### What this task involves
Extract all of the entries and give them again, word for word.

## START

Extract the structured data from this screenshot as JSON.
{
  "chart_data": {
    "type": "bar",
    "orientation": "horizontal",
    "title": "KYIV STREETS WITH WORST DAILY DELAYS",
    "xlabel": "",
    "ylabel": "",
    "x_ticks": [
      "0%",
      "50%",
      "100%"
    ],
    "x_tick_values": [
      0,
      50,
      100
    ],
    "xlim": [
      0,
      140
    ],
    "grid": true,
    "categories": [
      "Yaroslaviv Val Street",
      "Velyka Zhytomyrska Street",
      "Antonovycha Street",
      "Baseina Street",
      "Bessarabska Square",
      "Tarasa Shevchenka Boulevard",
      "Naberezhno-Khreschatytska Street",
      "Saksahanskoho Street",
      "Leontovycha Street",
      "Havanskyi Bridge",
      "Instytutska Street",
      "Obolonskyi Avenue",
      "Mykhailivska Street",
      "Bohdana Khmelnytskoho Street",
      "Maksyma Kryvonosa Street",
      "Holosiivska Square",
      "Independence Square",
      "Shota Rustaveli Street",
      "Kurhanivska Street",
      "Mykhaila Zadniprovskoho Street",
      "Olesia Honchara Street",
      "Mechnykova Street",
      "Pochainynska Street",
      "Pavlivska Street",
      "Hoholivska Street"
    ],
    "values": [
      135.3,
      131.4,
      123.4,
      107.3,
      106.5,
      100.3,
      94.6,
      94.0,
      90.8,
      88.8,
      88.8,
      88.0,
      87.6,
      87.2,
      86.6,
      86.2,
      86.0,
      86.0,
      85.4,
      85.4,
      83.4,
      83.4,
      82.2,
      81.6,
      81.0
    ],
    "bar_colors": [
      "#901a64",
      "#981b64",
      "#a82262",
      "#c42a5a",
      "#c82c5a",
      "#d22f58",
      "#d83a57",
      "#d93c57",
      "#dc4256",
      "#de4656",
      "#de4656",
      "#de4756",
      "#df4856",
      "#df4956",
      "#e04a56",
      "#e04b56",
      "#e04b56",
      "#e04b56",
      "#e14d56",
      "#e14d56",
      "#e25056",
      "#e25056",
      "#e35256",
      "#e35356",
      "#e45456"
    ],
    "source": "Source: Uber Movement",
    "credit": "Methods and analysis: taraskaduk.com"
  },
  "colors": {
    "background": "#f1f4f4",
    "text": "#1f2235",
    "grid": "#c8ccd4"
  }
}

## END

### Result
Extract the structured data from this screenshot as JSON.
{
  "chart_data": {
    "type": "bar",
    "orientation": "horizontal",
    "title": "KYIV STREETS WITH WORST DAILY DELAYS",
    "xlabel": "",
    "ylabel": "",
    "x_ticks": [
      "0%",
      "50%",
      "100%"
    ],
    "x_tick_values": [
      0,
      50,
      100
    ],
    "xlim": [
      0,
      140
    ],
    "grid": true,
    "categories": [
      "Yaroslaviv Val Street",
      "Velyka Zhytomyrska Street",
      "Antonovycha Street",
      "Baseina Street",
      "Bessarabska Square",
      "Tarasa Shevchenka Boulevard",
      "Naberezhno-Khreschatytska Street",
      "Saksahanskoho Street",
      "Leontovycha Street",
      "Havanskyi Bridge",
      "Instytutska Street",
      "Obolonskyi Avenue",
      "Mykhailivska Street",
      "Bohdana Khmelnytskoho Street",
      "Maksyma Kryvonosa Street",
      "Holosiivska Square",
      "Independence Square",
      "Shota Rustaveli Street",
      "Kurhanivska Street",
      "Mykhaila Zadniprovskoho Street",
      "Olesia Honchara Street",
      "Mechnykova Street",
      "Pochainynska Street",
      "Pavlivska Street",
      "Hoholivska Street"
    ],
    "values": [
      135.3,
      131.4,
      123.4,
      107.3,
      106.5,
      100.3,
      94.6,
      94.0,
      90.8,
      88.8,
      88.8,
      88.0,
      87.6,
      87.2,
      86.6,
      86.2,
      86.0,
      86.0,
      85.4,
      85.4,
      83.4,
      83.4,
      82.2,
      81.6,
      81.0
    ],
    "bar_colors": [
      "#901a64",
      "#981b64",
      "#a82262",
      "#c42a5a",
      "#c82c5a",
      "#d22f58",
      "#d83a57",
      "#d93c57",
      "#dc4256",
      "#de4656",
      "#de4656",
      "#de4756",
      "#df4856",
      "#df4956",
      "#e04a56",
      "#e04b56",
      "#e04b56",
      "#e04b56",
      "#e14d56",
      "#e14d56",
      "#e25056",
      "#e25056",
      "#e35256",
      "#e35356",
      "#e45456"
    ],
    "source": "Source: Uber Movement",
    "credit": "Methods and analysis: taraskaduk.com"
  },
  "colors": {
    "background": "#f1f4f4",
    "text": "#1f2235",
    "grid": "#c8ccd4"
  }
}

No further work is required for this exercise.